■ Your goal
Quote the records that follow in full and exactly; leave out the pictures.
----
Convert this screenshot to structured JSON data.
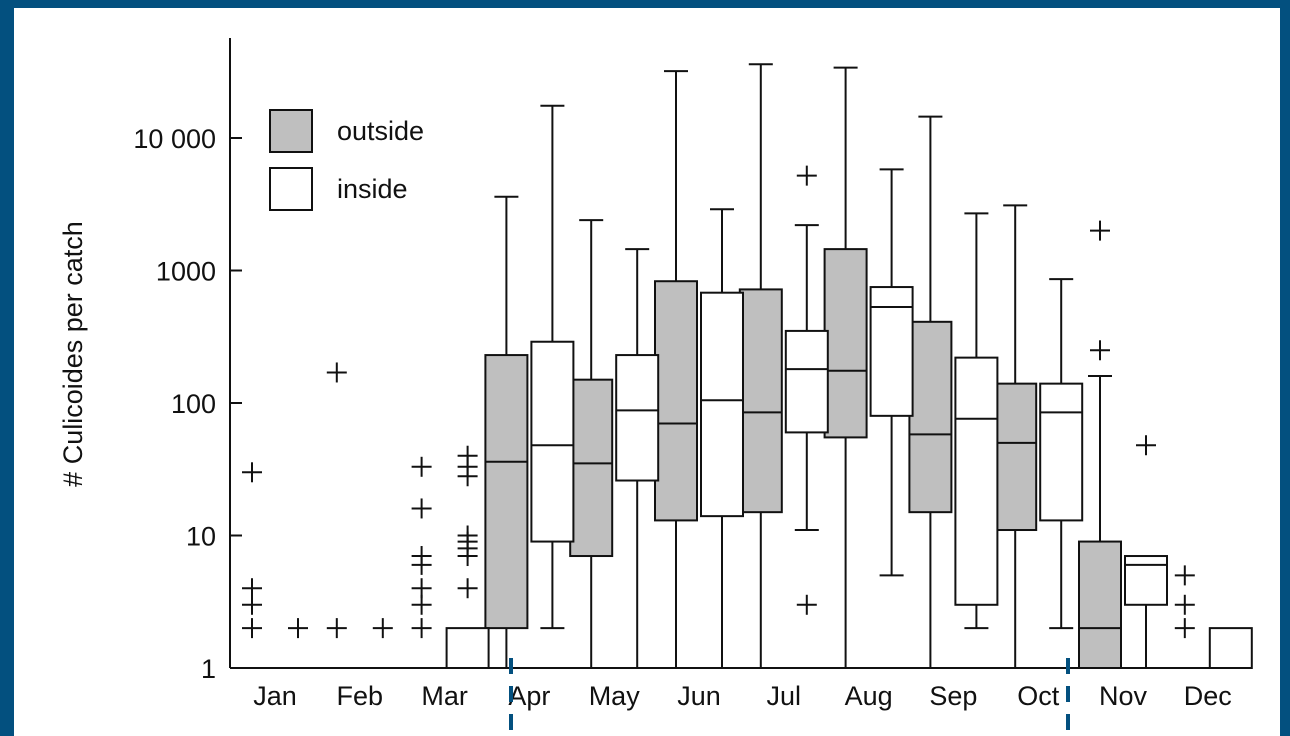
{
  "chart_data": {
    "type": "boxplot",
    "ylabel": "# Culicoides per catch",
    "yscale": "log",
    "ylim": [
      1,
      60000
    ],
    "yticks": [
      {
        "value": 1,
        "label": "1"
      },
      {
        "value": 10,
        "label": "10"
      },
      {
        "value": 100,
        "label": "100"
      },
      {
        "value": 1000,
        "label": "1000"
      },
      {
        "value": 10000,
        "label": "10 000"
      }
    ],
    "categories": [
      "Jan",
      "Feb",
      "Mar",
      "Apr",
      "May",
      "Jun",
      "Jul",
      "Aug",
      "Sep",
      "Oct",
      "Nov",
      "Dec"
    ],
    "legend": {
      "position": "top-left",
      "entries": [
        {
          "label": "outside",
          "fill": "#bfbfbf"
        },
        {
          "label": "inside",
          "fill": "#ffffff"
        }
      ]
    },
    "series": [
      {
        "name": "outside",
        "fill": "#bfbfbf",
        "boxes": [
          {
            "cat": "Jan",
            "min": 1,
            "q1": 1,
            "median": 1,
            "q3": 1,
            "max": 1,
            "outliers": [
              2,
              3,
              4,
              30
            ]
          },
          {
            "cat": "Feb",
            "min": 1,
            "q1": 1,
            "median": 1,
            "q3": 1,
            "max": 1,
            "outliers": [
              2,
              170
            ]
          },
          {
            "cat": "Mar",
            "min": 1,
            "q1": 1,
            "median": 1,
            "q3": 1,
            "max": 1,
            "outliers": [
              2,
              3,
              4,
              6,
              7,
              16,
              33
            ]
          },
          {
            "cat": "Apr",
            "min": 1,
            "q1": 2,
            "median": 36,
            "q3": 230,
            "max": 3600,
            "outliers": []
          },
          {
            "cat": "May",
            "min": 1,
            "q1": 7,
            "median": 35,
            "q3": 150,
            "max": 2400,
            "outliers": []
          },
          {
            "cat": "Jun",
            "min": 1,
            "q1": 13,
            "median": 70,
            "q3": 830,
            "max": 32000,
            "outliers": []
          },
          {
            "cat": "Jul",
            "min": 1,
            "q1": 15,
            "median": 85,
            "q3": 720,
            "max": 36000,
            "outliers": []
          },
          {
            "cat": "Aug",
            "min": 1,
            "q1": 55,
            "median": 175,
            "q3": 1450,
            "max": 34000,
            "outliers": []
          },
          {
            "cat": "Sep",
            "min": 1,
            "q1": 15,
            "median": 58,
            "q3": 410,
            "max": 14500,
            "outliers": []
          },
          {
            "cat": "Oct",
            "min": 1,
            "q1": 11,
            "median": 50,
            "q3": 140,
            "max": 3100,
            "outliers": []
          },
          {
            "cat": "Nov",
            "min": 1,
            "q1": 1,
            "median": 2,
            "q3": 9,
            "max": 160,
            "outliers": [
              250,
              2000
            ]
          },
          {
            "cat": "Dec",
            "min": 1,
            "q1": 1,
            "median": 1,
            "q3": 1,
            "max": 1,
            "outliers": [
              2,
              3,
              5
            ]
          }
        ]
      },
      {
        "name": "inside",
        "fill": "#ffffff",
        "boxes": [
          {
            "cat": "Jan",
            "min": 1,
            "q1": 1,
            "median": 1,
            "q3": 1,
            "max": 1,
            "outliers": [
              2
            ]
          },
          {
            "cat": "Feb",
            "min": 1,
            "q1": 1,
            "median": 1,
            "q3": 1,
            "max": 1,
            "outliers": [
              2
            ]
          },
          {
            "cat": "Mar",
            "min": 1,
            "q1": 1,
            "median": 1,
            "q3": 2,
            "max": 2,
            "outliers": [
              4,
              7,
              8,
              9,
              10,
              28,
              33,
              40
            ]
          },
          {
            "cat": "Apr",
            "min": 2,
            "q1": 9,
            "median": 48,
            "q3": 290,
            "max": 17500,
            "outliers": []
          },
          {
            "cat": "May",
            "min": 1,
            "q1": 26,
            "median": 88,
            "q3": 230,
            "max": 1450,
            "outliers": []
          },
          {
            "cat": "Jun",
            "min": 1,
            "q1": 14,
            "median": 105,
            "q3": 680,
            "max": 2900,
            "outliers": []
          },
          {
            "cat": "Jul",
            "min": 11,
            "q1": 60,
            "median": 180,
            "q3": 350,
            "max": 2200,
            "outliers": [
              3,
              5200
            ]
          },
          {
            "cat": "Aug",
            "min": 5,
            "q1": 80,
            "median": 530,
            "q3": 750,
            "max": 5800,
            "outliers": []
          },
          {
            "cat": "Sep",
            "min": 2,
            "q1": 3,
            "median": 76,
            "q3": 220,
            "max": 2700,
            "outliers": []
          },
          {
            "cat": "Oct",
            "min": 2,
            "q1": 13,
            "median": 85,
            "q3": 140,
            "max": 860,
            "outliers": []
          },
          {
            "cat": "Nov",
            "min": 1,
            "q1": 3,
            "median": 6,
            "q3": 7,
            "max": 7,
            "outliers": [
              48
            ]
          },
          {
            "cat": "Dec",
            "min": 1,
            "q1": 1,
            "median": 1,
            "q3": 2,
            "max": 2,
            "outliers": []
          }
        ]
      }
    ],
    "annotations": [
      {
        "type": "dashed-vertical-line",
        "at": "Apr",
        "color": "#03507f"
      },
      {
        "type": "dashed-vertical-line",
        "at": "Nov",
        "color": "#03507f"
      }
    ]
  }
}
----
■ Solution for this task
Convert this screenshot to structured JSON data.
{
  "chart_data": {
    "type": "boxplot",
    "ylabel": "# Culicoides per catch",
    "yscale": "log",
    "ylim": [
      1,
      60000
    ],
    "yticks": [
      {
        "value": 1,
        "label": "1"
      },
      {
        "value": 10,
        "label": "10"
      },
      {
        "value": 100,
        "label": "100"
      },
      {
        "value": 1000,
        "label": "1000"
      },
      {
        "value": 10000,
        "label": "10 000"
      }
    ],
    "categories": [
      "Jan",
      "Feb",
      "Mar",
      "Apr",
      "May",
      "Jun",
      "Jul",
      "Aug",
      "Sep",
      "Oct",
      "Nov",
      "Dec"
    ],
    "legend": {
      "position": "top-left",
      "entries": [
        {
          "label": "outside",
          "fill": "#bfbfbf"
        },
        {
          "label": "inside",
          "fill": "#ffffff"
        }
      ]
    },
    "series": [
      {
        "name": "outside",
        "fill": "#bfbfbf",
        "boxes": [
          {
            "cat": "Jan",
            "min": 1,
            "q1": 1,
            "median": 1,
            "q3": 1,
            "max": 1,
            "outliers": [
              2,
              3,
              4,
              30
            ]
          },
          {
            "cat": "Feb",
            "min": 1,
            "q1": 1,
            "median": 1,
            "q3": 1,
            "max": 1,
            "outliers": [
              2,
              170
            ]
          },
          {
            "cat": "Mar",
            "min": 1,
            "q1": 1,
            "median": 1,
            "q3": 1,
            "max": 1,
            "outliers": [
              2,
              3,
              4,
              6,
              7,
              16,
              33
            ]
          },
          {
            "cat": "Apr",
            "min": 1,
            "q1": 2,
            "median": 36,
            "q3": 230,
            "max": 3600,
            "outliers": []
          },
          {
            "cat": "May",
            "min": 1,
            "q1": 7,
            "median": 35,
            "q3": 150,
            "max": 2400,
            "outliers": []
          },
          {
            "cat": "Jun",
            "min": 1,
            "q1": 13,
            "median": 70,
            "q3": 830,
            "max": 32000,
            "outliers": []
          },
          {
            "cat": "Jul",
            "min": 1,
            "q1": 15,
            "median": 85,
            "q3": 720,
            "max": 36000,
            "outliers": []
          },
          {
            "cat": "Aug",
            "min": 1,
            "q1": 55,
            "median": 175,
            "q3": 1450,
            "max": 34000,
            "outliers": []
          },
          {
            "cat": "Sep",
            "min": 1,
            "q1": 15,
            "median": 58,
            "q3": 410,
            "max": 14500,
            "outliers": []
          },
          {
            "cat": "Oct",
            "min": 1,
            "q1": 11,
            "median": 50,
            "q3": 140,
            "max": 3100,
            "outliers": []
          },
          {
            "cat": "Nov",
            "min": 1,
            "q1": 1,
            "median": 2,
            "q3": 9,
            "max": 160,
            "outliers": [
              250,
              2000
            ]
          },
          {
            "cat": "Dec",
            "min": 1,
            "q1": 1,
            "median": 1,
            "q3": 1,
            "max": 1,
            "outliers": [
              2,
              3,
              5
            ]
          }
        ]
      },
      {
        "name": "inside",
        "fill": "#ffffff",
        "boxes": [
          {
            "cat": "Jan",
            "min": 1,
            "q1": 1,
            "median": 1,
            "q3": 1,
            "max": 1,
            "outliers": [
              2
            ]
          },
          {
            "cat": "Feb",
            "min": 1,
            "q1": 1,
            "median": 1,
            "q3": 1,
            "max": 1,
            "outliers": [
              2
            ]
          },
          {
            "cat": "Mar",
            "min": 1,
            "q1": 1,
            "median": 1,
            "q3": 2,
            "max": 2,
            "outliers": [
              4,
              7,
              8,
              9,
              10,
              28,
              33,
              40
            ]
          },
          {
            "cat": "Apr",
            "min": 2,
            "q1": 9,
            "median": 48,
            "q3": 290,
            "max": 17500,
            "outliers": []
          },
          {
            "cat": "May",
            "min": 1,
            "q1": 26,
            "median": 88,
            "q3": 230,
            "max": 1450,
            "outliers": []
          },
          {
            "cat": "Jun",
            "min": 1,
            "q1": 14,
            "median": 105,
            "q3": 680,
            "max": 2900,
            "outliers": []
          },
          {
            "cat": "Jul",
            "min": 11,
            "q1": 60,
            "median": 180,
            "q3": 350,
            "max": 2200,
            "outliers": [
              3,
              5200
            ]
          },
          {
            "cat": "Aug",
            "min": 5,
            "q1": 80,
            "median": 530,
            "q3": 750,
            "max": 5800,
            "outliers": []
          },
          {
            "cat": "Sep",
            "min": 2,
            "q1": 3,
            "median": 76,
            "q3": 220,
            "max": 2700,
            "outliers": []
          },
          {
            "cat": "Oct",
            "min": 2,
            "q1": 13,
            "median": 85,
            "q3": 140,
            "max": 860,
            "outliers": []
          },
          {
            "cat": "Nov",
            "min": 1,
            "q1": 3,
            "median": 6,
            "q3": 7,
            "max": 7,
            "outliers": [
              48
            ]
          },
          {
            "cat": "Dec",
            "min": 1,
            "q1": 1,
            "median": 1,
            "q3": 2,
            "max": 2,
            "outliers": []
          }
        ]
      }
    ],
    "annotations": [
      {
        "type": "dashed-vertical-line",
        "at": "Apr",
        "color": "#03507f"
      },
      {
        "type": "dashed-vertical-line",
        "at": "Nov",
        "color": "#03507f"
      }
    ]
  }
}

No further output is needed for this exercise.